Set down, word for word, the stretch of lines from the one containing "What text is on this page?" to the end of the records below.
------------------------------------
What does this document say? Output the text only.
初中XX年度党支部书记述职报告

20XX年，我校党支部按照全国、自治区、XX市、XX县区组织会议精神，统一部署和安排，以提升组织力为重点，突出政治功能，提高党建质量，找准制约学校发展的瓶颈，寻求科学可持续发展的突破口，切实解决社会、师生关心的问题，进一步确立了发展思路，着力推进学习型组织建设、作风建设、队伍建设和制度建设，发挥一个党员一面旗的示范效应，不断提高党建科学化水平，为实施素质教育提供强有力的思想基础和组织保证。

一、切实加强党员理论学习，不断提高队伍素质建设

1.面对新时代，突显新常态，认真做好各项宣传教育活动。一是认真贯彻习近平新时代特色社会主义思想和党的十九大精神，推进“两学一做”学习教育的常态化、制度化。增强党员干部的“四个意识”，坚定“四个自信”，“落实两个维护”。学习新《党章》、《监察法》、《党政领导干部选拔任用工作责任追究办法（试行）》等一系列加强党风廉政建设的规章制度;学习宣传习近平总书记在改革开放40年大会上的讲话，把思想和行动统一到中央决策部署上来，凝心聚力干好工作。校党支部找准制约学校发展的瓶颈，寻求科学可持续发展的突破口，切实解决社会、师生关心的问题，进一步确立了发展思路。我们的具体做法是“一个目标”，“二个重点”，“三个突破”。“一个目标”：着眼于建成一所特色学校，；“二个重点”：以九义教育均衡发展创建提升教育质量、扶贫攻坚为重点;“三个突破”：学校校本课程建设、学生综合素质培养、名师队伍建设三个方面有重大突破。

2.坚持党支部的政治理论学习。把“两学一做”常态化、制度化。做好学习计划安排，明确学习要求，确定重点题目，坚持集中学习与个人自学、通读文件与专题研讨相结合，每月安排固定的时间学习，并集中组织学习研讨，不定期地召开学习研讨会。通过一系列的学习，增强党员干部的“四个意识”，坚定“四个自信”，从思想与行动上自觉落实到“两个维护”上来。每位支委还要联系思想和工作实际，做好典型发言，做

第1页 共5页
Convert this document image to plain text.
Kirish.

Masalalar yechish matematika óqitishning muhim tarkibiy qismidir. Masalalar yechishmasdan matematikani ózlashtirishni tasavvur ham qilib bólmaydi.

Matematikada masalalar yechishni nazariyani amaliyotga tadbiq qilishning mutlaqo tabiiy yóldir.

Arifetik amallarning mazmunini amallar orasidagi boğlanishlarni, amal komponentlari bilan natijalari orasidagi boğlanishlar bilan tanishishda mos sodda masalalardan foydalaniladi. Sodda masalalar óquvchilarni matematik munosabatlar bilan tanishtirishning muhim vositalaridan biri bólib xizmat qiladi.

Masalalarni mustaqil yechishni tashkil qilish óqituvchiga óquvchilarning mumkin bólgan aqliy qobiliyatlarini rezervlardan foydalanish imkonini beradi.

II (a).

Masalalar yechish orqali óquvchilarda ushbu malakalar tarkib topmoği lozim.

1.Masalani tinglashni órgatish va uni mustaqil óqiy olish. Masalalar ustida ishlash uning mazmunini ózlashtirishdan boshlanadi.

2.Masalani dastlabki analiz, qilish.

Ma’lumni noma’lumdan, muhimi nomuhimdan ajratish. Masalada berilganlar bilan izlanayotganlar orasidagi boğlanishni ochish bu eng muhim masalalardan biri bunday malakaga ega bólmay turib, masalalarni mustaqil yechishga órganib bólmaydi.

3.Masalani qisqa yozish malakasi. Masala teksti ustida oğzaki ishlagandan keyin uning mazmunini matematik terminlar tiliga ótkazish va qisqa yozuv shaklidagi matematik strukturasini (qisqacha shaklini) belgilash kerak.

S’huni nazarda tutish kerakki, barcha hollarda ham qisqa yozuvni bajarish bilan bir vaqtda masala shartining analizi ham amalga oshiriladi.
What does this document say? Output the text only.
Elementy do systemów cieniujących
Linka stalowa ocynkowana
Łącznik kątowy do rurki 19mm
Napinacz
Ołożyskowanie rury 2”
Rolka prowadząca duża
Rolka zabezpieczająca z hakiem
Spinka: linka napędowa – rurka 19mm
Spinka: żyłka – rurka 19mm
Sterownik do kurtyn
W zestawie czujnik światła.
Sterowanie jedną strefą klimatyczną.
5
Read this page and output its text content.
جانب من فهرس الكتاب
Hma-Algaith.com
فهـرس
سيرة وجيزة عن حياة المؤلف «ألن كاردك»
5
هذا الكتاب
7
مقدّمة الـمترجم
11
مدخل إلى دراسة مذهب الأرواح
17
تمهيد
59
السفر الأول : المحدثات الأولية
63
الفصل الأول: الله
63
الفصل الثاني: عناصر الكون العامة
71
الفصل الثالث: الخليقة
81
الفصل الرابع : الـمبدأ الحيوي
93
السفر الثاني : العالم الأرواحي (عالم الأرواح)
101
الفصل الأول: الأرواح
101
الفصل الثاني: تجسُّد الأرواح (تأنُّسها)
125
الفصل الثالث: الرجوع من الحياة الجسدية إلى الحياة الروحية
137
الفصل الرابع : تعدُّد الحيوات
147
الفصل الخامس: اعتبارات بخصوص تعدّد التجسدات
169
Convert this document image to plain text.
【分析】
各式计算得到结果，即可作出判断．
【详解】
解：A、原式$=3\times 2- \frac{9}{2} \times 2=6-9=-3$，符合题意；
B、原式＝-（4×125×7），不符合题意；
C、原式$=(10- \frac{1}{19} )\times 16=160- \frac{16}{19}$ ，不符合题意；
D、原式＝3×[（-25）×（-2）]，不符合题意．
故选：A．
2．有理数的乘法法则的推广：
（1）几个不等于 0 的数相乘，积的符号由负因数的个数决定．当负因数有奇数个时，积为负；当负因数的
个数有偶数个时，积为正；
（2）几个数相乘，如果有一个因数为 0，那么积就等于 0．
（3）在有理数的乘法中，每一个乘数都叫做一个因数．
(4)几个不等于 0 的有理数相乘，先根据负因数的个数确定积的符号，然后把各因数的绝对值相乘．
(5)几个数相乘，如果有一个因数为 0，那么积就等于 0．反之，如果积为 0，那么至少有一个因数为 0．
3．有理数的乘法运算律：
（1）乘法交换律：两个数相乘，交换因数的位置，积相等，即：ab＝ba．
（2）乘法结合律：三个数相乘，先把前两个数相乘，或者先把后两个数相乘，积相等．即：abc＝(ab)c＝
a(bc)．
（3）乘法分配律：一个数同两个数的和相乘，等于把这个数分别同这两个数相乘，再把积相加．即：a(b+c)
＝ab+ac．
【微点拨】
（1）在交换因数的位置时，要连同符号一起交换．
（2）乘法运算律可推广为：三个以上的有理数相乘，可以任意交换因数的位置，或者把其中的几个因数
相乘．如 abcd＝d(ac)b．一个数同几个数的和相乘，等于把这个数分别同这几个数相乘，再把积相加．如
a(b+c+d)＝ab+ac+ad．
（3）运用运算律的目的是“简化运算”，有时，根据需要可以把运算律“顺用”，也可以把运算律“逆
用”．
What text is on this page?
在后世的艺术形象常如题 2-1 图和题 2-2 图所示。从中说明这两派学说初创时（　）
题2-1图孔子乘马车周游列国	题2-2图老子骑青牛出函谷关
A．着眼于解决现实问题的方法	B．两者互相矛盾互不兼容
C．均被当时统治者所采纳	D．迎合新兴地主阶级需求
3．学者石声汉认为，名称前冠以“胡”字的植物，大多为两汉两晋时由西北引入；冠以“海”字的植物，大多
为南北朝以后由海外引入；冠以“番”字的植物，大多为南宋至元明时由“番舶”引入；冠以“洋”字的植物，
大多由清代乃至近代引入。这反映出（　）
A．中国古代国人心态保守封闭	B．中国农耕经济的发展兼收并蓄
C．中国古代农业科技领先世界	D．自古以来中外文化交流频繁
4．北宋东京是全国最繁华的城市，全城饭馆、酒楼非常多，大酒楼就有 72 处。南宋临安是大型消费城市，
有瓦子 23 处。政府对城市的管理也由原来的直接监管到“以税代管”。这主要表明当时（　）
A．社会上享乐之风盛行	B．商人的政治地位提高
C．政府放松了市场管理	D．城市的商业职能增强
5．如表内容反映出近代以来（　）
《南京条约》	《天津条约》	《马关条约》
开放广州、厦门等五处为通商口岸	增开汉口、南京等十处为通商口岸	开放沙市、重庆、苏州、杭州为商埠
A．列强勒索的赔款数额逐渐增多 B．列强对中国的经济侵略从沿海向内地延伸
------------------------------------
Solution.
What text is on this page?
在后世的艺术形象常如题 2-1 图和题 2-2 图所示。从中说明这两派学说初创时（　）
题2-1图孔子乘马车周游列国	题2-2图老子骑青牛出函谷关
A．着眼于解决现实问题的方法	B．两者互相矛盾互不兼容
C．均被当时统治者所采纳	D．迎合新兴地主阶级需求
3．学者石声汉认为，名称前冠以“胡”字的植物，大多为两汉两晋时由西北引入；冠以“海”字的植物，大多
为南北朝以后由海外引入；冠以“番”字的植物，大多为南宋至元明时由“番舶”引入；冠以“洋”字的植物，
大多由清代乃至近代引入。这反映出（　）
A．中国古代国人心态保守封闭	B．中国农耕经济的发展兼收并蓄
C．中国古代农业科技领先世界	D．自古以来中外文化交流频繁
4．北宋东京是全国最繁华的城市，全城饭馆、酒楼非常多，大酒楼就有 72 处。南宋临安是大型消费城市，
有瓦子 23 处。政府对城市的管理也由原来的直接监管到“以税代管”。这主要表明当时（　）
A．社会上享乐之风盛行	B．商人的政治地位提高
C．政府放松了市场管理	D．城市的商业职能增强
5．如表内容反映出近代以来（　）
《南京条约》	《天津条约》	《马关条约》
开放广州、厦门等五处为通商口岸	增开汉口、南京等十处为通商口岸	开放沙市、重庆、苏州、杭州为商埠
A．列强勒索的赔款数额逐渐增多 B．列强对中国的经济侵略从沿海向内地延伸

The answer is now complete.